---- Provided information

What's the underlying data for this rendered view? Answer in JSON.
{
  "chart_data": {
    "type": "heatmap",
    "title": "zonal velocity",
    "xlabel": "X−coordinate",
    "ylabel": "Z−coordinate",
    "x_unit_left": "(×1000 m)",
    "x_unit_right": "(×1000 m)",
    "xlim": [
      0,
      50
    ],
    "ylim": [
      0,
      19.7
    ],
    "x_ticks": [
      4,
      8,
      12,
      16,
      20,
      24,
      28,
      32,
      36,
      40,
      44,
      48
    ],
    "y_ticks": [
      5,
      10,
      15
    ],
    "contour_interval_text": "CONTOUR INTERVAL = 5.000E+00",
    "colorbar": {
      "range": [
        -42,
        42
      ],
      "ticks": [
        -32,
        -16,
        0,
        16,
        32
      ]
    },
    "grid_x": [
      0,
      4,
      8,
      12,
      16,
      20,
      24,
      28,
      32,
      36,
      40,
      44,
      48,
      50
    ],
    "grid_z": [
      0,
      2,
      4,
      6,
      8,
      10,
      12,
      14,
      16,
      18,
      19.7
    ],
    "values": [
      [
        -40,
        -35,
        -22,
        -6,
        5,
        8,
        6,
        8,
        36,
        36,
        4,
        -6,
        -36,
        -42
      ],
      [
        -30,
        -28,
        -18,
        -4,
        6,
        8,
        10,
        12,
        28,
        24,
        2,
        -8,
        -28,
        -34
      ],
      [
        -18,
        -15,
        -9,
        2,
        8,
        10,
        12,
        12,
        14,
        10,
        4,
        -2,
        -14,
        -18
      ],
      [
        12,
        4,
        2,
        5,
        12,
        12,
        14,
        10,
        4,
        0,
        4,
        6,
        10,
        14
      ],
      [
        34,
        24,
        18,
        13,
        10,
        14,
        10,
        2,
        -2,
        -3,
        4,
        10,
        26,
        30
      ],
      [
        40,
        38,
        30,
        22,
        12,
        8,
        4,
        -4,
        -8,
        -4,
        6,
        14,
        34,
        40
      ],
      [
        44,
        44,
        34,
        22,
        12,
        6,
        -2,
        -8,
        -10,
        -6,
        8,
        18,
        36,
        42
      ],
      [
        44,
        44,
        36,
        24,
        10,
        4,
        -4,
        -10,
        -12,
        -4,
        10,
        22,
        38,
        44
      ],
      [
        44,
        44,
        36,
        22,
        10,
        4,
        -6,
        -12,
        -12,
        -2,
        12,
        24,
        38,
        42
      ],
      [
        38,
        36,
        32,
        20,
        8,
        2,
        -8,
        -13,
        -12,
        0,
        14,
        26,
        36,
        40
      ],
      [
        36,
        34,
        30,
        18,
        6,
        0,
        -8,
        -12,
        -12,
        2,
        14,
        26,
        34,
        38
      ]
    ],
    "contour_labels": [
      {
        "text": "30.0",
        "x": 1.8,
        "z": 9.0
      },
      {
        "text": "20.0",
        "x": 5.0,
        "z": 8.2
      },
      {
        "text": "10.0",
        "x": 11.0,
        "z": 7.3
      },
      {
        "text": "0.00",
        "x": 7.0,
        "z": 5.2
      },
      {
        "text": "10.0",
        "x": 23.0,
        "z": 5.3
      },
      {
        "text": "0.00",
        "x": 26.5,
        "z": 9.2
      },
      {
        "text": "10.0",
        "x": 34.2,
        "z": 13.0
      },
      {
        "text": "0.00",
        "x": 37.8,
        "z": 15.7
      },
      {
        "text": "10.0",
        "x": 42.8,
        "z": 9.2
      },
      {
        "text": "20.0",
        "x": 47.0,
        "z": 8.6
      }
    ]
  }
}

--------

What to do —
Reproduce all of the entries word for word.

Finished answer —
What's the underlying data for this rendered view? Answer in JSON.
{
  "chart_data": {
    "type": "heatmap",
    "title": "zonal velocity",
    "xlabel": "X−coordinate",
    "ylabel": "Z−coordinate",
    "x_unit_left": "(×1000 m)",
    "x_unit_right": "(×1000 m)",
    "xlim": [
      0,
      50
    ],
    "ylim": [
      0,
      19.7
    ],
    "x_ticks": [
      4,
      8,
      12,
      16,
      20,
      24,
      28,
      32,
      36,
      40,
      44,
      48
    ],
    "y_ticks": [
      5,
      10,
      15
    ],
    "contour_interval_text": "CONTOUR INTERVAL = 5.000E+00",
    "colorbar": {
      "range": [
        -42,
        42
      ],
      "ticks": [
        -32,
        -16,
        0,
        16,
        32
      ]
    },
    "grid_x": [
      0,
      4,
      8,
      12,
      16,
      20,
      24,
      28,
      32,
      36,
      40,
      44,
      48,
      50
    ],
    "grid_z": [
      0,
      2,
      4,
      6,
      8,
      10,
      12,
      14,
      16,
      18,
      19.7
    ],
    "values": [
      [
        -40,
        -35,
        -22,
        -6,
        5,
        8,
        6,
        8,
        36,
        36,
        4,
        -6,
        -36,
        -42
      ],
      [
        -30,
        -28,
        -18,
        -4,
        6,
        8,
        10,
        12,
        28,
        24,
        2,
        -8,
        -28,
        -34
      ],
      [
        -18,
        -15,
        -9,
        2,
        8,
        10,
        12,
        12,
        14,
        10,
        4,
        -2,
        -14,
        -18
      ],
      [
        12,
        4,
        2,
        5,
        12,
        12,
        14,
        10,
        4,
        0,
        4,
        6,
        10,
        14
      ],
      [
        34,
        24,
        18,
        13,
        10,
        14,
        10,
        2,
        -2,
        -3,
        4,
        10,
        26,
        30
      ],
      [
        40,
        38,
        30,
        22,
        12,
        8,
        4,
        -4,
        -8,
        -4,
        6,
        14,
        34,
        40
      ],
      [
        44,
        44,
        34,
        22,
        12,
        6,
        -2,
        -8,
        -10,
        -6,
        8,
        18,
        36,
        42
      ],
      [
        44,
        44,
        36,
        24,
        10,
        4,
        -4,
        -10,
        -12,
        -4,
        10,
        22,
        38,
        44
      ],
      [
        44,
        44,
        36,
        22,
        10,
        4,
        -6,
        -12,
        -12,
        -2,
        12,
        24,
        38,
        42
      ],
      [
        38,
        36,
        32,
        20,
        8,
        2,
        -8,
        -13,
        -12,
        0,
        14,
        26,
        36,
        40
      ],
      [
        36,
        34,
        30,
        18,
        6,
        0,
        -8,
        -12,
        -12,
        2,
        14,
        26,
        34,
        38
      ]
    ],
    "contour_labels": [
      {
        "text": "30.0",
        "x": 1.8,
        "z": 9.0
      },
      {
        "text": "20.0",
        "x": 5.0,
        "z": 8.2
      },
      {
        "text": "10.0",
        "x": 11.0,
        "z": 7.3
      },
      {
        "text": "0.00",
        "x": 7.0,
        "z": 5.2
      },
      {
        "text": "10.0",
        "x": 23.0,
        "z": 5.3
      },
      {
        "text": "0.00",
        "x": 26.5,
        "z": 9.2
      },
      {
        "text": "10.0",
        "x": 34.2,
        "z": 13.0
      },
      {
        "text": "0.00",
        "x": 37.8,
        "z": 15.7
      },
      {
        "text": "10.0",
        "x": 42.8,
        "z": 9.2
      },
      {
        "text": "20.0",
        "x": 47.0,
        "z": 8.6
      }
    ]
  }
}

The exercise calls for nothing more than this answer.